▶ _EXERCISE_: Determine how many lines of the records include "replies", and answer with the number alone.

▶ _SUPPLIED RECORDS_:
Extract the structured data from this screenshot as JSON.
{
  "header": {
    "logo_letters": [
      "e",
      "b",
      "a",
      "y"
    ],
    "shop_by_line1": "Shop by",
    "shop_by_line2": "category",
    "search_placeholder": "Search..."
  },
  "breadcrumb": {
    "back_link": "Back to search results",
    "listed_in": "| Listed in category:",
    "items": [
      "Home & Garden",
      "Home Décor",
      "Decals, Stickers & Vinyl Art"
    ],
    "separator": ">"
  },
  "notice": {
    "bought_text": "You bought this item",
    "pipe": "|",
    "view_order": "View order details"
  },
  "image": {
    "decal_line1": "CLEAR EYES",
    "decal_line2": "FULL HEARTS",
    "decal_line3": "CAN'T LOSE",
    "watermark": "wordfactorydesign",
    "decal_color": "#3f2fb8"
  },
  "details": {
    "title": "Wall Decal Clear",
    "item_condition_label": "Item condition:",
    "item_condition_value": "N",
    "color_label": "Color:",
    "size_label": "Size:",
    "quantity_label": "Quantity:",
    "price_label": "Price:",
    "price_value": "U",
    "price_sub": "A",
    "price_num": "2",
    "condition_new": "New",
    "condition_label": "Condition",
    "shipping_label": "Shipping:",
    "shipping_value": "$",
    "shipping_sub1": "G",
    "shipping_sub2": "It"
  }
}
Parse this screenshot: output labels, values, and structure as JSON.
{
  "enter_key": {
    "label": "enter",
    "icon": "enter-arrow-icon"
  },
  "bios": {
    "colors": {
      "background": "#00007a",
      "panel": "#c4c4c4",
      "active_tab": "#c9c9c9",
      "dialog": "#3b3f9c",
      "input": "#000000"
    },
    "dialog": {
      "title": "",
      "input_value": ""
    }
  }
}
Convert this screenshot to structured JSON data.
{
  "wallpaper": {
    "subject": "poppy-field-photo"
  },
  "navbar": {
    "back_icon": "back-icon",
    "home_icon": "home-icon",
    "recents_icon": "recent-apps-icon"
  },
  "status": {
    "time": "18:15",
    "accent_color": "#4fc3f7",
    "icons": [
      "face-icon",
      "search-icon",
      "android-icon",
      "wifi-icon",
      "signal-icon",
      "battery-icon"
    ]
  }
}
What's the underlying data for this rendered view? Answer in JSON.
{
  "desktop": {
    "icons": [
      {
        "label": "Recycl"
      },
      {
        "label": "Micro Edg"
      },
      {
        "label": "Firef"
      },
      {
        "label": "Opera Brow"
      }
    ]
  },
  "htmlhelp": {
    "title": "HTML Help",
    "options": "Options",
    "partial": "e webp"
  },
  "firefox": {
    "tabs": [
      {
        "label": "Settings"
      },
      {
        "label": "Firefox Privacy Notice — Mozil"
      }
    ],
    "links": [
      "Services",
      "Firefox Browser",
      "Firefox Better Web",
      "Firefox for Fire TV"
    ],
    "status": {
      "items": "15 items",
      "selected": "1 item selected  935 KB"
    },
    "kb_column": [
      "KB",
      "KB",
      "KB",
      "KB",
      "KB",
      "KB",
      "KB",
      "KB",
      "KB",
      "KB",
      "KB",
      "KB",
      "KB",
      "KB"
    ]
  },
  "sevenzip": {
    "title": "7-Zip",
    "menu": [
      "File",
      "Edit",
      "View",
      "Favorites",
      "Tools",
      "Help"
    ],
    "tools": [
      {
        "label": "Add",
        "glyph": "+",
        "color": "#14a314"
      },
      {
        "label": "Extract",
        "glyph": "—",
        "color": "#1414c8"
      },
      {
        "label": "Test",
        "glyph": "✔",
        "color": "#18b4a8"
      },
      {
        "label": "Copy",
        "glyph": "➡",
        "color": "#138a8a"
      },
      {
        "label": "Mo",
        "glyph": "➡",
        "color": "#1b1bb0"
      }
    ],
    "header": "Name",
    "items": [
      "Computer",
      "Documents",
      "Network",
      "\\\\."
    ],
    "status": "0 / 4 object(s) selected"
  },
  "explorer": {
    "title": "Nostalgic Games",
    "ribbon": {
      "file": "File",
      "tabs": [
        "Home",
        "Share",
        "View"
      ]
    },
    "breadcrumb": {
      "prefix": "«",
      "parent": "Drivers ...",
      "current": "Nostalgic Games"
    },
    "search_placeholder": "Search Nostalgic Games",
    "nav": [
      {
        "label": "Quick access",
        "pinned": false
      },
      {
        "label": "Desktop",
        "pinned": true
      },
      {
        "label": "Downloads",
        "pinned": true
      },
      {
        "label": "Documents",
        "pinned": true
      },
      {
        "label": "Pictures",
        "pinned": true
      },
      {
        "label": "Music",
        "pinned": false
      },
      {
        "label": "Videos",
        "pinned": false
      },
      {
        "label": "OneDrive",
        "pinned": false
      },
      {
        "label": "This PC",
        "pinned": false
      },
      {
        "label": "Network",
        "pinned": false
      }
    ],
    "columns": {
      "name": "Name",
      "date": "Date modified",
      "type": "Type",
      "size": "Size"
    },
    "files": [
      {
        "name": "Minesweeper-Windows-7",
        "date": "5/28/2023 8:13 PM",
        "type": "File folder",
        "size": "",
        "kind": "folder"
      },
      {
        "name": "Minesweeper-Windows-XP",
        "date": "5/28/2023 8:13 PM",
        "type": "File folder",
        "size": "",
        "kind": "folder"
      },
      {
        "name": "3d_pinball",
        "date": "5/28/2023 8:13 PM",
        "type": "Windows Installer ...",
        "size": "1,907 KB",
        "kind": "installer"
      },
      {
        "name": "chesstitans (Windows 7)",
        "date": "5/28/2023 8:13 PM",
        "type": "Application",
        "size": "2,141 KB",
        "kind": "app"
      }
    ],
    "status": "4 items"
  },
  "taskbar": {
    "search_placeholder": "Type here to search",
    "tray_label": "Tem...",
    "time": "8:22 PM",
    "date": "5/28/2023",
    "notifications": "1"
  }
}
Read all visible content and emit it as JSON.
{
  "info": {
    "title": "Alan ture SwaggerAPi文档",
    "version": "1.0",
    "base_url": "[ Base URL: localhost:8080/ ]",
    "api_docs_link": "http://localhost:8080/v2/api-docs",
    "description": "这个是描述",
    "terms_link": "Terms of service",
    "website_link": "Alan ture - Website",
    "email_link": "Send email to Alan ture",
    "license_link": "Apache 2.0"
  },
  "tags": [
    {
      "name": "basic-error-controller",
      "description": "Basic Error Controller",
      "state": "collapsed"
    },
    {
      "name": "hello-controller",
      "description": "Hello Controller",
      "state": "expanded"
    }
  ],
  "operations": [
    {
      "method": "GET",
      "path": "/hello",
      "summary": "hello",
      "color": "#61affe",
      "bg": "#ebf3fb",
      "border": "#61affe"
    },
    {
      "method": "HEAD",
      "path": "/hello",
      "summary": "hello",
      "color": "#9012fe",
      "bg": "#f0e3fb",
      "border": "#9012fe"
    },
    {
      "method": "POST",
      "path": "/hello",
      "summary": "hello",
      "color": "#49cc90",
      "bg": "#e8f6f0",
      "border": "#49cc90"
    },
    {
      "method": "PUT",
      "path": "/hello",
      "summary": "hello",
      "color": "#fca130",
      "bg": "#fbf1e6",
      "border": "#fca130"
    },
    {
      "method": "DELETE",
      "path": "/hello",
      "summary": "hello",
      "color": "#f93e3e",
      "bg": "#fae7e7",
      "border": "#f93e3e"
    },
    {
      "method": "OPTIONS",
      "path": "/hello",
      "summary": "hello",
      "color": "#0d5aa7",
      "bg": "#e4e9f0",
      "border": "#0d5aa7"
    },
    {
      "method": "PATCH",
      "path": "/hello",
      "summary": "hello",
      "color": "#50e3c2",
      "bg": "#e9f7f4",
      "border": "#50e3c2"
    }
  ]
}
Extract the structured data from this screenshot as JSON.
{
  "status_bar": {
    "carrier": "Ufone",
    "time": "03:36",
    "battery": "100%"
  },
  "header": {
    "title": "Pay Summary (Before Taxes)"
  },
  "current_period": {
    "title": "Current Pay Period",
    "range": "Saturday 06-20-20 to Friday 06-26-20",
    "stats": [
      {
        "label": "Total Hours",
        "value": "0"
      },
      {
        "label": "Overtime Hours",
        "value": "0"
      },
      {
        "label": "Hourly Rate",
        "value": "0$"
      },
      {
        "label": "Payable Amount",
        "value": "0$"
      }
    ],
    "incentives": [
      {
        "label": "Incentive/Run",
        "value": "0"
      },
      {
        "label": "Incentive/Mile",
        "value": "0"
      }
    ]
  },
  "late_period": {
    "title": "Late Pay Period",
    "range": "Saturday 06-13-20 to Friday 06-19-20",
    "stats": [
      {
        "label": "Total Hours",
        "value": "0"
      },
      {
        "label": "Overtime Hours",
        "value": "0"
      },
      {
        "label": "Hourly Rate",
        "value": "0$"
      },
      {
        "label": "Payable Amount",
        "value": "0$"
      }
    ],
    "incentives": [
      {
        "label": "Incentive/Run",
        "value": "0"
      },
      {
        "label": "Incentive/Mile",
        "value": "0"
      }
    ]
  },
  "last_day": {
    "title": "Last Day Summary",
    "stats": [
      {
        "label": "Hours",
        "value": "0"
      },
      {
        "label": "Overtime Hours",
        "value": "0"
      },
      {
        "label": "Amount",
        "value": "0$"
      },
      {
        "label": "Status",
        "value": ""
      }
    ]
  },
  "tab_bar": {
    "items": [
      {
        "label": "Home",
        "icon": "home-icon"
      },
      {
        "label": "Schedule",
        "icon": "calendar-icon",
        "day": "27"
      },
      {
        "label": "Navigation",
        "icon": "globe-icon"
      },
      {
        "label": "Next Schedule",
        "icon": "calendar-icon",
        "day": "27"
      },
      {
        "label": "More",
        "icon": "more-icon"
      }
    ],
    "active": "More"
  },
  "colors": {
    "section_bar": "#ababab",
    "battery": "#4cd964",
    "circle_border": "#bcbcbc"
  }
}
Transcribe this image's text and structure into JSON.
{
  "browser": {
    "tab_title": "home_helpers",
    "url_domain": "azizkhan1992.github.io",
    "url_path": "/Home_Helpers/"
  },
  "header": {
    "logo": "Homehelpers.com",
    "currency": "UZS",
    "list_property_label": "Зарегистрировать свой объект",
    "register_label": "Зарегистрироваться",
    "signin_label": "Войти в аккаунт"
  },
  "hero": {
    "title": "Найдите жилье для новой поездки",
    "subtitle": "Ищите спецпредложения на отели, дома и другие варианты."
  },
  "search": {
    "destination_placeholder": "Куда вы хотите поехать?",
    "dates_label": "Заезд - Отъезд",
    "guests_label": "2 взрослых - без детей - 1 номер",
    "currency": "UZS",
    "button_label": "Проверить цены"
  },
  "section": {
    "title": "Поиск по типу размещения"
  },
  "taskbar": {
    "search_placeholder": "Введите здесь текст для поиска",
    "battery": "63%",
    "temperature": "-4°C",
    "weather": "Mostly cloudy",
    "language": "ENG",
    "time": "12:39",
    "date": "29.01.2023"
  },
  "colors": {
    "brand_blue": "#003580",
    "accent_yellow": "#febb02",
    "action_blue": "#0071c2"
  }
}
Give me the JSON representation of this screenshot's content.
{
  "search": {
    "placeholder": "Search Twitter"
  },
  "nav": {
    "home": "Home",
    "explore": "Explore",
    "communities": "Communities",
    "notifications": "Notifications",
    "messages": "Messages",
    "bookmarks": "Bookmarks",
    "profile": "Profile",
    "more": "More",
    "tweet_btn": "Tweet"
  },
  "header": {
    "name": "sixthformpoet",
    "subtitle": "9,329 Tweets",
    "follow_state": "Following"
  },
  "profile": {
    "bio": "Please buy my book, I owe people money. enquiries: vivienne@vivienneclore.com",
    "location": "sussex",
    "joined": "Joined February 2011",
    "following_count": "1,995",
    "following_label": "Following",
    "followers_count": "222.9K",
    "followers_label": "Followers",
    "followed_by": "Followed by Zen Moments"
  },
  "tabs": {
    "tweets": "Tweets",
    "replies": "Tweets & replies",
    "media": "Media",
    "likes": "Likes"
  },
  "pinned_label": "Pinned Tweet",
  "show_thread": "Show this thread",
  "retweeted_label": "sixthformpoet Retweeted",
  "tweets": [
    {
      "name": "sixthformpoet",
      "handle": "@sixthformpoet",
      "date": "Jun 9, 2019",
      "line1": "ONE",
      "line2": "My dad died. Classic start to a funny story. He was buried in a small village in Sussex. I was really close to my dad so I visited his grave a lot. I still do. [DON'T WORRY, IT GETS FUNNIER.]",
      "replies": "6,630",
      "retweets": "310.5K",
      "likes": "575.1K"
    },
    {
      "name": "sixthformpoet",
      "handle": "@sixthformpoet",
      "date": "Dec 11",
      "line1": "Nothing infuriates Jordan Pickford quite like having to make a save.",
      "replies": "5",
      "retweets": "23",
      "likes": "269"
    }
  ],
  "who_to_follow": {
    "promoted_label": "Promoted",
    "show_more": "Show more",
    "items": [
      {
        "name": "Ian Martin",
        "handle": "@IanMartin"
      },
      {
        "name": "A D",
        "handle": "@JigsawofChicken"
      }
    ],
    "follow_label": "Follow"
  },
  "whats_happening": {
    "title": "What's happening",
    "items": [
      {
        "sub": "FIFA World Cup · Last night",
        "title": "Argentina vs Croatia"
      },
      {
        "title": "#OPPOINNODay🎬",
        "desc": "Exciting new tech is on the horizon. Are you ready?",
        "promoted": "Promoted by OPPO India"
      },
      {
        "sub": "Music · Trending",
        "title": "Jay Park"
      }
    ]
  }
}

▶ _SOLUTION BELOW_: 3